Activity - All lines in the entries below that hold "gene" make up the answer.

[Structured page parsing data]
___
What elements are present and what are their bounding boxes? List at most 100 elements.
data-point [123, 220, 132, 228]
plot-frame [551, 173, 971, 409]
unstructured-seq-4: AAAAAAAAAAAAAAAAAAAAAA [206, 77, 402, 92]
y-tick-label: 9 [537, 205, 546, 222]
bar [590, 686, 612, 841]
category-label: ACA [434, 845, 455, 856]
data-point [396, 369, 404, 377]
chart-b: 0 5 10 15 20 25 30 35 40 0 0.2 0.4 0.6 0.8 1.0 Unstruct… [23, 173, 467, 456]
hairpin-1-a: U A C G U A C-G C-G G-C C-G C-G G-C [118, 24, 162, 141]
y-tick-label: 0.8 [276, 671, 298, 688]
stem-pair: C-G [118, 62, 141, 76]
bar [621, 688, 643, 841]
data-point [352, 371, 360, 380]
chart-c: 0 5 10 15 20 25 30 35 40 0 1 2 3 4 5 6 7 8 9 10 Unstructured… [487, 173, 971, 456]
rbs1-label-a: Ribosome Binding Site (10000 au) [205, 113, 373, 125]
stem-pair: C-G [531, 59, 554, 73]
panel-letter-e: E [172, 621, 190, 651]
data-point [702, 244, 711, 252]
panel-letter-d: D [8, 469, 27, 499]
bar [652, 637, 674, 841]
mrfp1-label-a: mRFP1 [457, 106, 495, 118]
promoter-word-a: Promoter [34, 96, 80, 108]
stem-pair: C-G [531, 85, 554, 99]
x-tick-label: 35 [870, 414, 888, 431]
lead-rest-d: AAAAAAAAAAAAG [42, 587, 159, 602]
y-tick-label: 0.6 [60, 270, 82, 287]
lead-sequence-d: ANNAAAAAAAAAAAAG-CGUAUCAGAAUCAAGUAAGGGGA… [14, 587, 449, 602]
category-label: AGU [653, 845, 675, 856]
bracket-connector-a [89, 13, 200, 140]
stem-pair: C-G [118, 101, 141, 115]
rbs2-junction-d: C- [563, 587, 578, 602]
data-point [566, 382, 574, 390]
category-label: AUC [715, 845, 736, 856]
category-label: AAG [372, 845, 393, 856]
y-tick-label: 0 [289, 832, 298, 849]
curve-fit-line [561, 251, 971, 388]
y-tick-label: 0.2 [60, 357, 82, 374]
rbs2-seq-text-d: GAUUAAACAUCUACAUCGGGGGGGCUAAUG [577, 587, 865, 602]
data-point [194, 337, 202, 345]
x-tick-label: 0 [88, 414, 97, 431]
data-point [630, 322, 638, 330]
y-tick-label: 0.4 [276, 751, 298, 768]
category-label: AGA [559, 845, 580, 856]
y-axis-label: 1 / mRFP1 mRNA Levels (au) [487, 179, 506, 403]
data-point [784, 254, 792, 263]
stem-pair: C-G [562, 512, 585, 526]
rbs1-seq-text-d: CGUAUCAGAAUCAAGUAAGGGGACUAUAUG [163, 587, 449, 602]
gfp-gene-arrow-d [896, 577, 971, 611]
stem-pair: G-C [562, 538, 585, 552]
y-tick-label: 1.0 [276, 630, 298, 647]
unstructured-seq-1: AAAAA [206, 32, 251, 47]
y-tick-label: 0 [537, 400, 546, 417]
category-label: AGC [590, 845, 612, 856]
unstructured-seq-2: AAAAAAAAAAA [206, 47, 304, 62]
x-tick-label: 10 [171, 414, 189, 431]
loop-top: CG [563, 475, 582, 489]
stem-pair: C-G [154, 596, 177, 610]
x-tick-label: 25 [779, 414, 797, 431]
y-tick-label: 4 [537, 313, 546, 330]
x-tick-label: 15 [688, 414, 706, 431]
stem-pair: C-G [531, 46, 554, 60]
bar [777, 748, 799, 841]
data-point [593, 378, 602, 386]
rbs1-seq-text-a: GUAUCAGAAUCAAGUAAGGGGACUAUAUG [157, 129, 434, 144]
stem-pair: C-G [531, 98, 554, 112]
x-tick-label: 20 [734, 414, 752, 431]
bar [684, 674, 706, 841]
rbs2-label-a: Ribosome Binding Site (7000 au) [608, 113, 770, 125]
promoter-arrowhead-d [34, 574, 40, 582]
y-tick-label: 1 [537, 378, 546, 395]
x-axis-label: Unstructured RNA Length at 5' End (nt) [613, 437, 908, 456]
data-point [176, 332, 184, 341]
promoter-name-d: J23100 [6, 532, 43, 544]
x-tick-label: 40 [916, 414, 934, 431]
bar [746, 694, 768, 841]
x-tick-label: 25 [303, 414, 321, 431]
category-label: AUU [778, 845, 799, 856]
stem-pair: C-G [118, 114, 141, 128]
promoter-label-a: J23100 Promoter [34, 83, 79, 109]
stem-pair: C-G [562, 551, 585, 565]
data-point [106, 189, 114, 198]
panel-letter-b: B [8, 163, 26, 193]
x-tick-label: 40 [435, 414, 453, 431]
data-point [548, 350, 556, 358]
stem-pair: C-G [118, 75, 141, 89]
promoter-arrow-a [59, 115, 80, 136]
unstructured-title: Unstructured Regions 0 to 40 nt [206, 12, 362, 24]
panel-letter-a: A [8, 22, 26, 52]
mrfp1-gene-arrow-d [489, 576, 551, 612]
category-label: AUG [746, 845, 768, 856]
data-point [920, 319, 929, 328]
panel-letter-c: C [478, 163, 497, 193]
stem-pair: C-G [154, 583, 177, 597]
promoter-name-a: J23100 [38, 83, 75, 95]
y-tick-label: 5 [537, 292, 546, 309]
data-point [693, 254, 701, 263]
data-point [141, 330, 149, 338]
___
Answer section -
gfp-gene-arrow-d [896, 577, 971, 611]
mrfp1-gene-arrow-d [489, 576, 551, 612]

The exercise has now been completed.